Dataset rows
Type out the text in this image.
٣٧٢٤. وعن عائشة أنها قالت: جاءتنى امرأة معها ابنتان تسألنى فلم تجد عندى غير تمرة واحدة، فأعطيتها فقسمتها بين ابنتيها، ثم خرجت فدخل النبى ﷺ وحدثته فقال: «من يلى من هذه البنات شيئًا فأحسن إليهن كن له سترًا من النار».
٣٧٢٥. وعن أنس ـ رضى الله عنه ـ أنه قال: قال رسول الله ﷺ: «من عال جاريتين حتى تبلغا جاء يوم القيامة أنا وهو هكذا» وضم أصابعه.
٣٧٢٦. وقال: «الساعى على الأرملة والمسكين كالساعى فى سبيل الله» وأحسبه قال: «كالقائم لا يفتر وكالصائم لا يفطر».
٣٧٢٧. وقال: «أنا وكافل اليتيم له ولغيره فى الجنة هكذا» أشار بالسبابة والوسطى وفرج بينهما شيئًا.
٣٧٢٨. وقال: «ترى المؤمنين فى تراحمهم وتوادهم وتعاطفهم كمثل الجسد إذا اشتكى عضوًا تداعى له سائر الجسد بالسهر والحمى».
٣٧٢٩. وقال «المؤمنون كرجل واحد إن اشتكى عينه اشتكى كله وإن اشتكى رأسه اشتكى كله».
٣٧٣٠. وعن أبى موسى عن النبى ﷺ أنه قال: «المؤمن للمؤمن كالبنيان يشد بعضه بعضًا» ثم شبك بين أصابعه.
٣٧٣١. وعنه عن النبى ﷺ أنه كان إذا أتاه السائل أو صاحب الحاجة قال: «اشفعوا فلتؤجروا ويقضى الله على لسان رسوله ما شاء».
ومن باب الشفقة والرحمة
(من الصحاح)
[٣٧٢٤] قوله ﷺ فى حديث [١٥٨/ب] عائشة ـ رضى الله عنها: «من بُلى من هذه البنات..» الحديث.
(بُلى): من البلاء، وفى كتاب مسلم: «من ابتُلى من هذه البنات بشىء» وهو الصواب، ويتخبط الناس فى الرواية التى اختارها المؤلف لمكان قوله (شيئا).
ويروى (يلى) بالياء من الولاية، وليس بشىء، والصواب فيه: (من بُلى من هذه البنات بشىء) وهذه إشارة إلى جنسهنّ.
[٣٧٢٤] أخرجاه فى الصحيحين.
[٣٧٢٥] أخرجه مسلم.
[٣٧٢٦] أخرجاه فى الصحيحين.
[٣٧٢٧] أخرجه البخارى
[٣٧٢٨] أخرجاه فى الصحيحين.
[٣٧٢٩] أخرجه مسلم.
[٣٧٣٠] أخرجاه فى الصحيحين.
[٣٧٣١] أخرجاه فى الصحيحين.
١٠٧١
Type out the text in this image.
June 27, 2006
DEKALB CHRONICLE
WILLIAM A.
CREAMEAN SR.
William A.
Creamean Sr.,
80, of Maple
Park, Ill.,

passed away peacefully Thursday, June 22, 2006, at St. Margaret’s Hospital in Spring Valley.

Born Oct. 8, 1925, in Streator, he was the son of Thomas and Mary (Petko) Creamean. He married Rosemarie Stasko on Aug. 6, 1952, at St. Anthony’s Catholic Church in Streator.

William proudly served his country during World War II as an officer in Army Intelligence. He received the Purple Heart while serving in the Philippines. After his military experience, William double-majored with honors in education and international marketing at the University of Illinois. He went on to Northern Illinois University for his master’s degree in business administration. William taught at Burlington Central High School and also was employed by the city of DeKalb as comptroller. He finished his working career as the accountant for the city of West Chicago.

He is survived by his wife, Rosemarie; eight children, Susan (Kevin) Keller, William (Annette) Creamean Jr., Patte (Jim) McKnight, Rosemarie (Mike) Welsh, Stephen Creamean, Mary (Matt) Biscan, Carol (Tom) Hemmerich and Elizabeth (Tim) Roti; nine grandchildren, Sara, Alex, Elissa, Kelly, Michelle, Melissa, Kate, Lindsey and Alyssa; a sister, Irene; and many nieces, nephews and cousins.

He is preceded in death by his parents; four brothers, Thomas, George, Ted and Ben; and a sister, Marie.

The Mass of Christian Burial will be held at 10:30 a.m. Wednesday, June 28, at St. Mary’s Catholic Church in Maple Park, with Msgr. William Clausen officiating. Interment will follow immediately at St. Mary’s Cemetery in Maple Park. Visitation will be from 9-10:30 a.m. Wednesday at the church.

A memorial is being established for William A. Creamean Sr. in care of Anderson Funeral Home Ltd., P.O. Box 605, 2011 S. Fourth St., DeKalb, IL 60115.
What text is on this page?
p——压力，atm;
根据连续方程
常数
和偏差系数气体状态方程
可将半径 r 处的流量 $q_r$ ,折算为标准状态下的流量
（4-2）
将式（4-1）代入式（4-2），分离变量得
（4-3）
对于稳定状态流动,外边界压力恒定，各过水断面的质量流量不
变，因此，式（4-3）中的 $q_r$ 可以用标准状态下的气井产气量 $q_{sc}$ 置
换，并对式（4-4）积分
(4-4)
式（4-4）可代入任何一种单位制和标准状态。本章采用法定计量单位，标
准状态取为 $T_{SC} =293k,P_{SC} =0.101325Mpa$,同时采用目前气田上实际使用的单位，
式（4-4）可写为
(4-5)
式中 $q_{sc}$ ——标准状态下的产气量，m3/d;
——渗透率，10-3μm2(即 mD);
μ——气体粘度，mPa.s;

=== WHAT IS REQUIRED ===
Reproduce only the lines running from the one with "What text is on this page?" through the final line of the listing above, both ends included.

=== FINAL RESULT ===
What text is on this page?
p——压力，atm;
根据连续方程
常数
和偏差系数气体状态方程
可将半径 r 处的流量 $q_r$ ,折算为标准状态下的流量
（4-2）
将式（4-1）代入式（4-2），分离变量得
（4-3）
对于稳定状态流动,外边界压力恒定，各过水断面的质量流量不
变，因此，式（4-3）中的 $q_r$ 可以用标准状态下的气井产气量 $q_{sc}$ 置
换，并对式（4-4）积分
(4-4)
式（4-4）可代入任何一种单位制和标准状态。本章采用法定计量单位，标
准状态取为 $T_{SC} =293k,P_{SC} =0.101325Mpa$,同时采用目前气田上实际使用的单位，
式（4-4）可写为
(4-5)
式中 $q_{sc}$ ——标准状态下的产气量，m3/d;
——渗透率，10-3μm2(即 mD);
μ——气体粘度，mPa.s;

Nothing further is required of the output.